**Exercise task**: Go through the listing beneath this task and return every line that carries the string "группе".

[start of Supplied material]

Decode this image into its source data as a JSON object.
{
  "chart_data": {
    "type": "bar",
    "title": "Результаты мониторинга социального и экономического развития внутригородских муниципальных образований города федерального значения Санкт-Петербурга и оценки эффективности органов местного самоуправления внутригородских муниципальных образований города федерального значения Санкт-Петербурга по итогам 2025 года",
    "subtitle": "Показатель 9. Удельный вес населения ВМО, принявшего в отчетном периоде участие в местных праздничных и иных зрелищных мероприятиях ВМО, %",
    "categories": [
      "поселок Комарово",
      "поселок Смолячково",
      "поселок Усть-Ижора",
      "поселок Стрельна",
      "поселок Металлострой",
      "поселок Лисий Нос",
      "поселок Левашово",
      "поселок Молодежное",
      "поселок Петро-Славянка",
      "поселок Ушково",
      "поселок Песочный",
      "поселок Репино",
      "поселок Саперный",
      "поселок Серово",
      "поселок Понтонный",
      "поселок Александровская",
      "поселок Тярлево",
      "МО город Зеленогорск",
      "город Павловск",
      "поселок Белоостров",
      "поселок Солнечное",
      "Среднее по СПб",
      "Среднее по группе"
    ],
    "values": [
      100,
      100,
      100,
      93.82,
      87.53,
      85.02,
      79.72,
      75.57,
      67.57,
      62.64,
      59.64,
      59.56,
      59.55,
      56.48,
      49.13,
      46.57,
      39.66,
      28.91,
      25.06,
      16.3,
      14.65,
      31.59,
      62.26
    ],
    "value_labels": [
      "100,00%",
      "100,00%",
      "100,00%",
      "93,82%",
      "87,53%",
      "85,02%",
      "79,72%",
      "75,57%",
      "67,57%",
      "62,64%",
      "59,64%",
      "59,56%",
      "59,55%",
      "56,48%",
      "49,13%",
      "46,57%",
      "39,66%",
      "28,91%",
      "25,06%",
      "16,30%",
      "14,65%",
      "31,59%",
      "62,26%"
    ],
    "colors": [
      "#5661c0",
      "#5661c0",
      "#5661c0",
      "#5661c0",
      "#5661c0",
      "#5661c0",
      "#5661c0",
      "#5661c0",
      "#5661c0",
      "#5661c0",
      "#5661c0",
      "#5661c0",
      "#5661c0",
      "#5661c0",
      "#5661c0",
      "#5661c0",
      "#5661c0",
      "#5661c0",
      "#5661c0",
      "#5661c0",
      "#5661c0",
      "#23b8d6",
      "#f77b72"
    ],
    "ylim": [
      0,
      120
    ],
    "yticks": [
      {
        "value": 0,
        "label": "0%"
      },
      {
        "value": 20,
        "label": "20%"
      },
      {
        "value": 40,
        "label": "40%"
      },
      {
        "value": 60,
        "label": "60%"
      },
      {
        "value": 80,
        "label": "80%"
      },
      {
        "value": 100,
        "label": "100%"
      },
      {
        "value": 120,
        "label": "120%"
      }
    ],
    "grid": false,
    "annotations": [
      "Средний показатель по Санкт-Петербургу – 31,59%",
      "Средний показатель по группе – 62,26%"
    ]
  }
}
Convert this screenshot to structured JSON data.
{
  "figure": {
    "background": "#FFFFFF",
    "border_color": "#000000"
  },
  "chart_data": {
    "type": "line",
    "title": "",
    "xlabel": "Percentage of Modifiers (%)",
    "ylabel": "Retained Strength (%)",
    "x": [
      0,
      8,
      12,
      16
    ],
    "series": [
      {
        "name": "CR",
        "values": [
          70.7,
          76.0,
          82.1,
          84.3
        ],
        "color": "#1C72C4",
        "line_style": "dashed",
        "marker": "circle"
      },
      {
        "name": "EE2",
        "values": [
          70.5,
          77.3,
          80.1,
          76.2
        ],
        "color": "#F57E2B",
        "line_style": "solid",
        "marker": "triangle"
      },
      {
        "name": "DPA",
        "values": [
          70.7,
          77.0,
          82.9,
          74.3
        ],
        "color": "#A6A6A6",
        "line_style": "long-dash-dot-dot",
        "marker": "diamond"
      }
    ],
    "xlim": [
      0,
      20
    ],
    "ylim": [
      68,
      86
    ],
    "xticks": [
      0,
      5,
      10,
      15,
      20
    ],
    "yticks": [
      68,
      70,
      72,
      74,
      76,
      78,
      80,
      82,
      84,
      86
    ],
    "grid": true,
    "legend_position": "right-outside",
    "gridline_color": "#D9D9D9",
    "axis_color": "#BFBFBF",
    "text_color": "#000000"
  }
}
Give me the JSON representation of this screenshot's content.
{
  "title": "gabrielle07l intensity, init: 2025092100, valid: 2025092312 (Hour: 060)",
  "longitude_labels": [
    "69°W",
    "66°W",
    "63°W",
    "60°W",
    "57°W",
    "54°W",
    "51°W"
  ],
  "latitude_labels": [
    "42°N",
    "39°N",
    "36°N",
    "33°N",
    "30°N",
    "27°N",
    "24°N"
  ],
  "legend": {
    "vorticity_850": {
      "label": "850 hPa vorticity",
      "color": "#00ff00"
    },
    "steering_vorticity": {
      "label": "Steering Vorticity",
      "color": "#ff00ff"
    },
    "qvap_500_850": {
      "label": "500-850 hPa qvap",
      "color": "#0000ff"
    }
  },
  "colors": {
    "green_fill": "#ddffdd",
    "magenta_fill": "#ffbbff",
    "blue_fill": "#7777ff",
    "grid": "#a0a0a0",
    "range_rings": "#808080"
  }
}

[end of Supplied material]

**Solution below**:
      "Среднее по группе"
      "Средний показатель по группе – 62,26%"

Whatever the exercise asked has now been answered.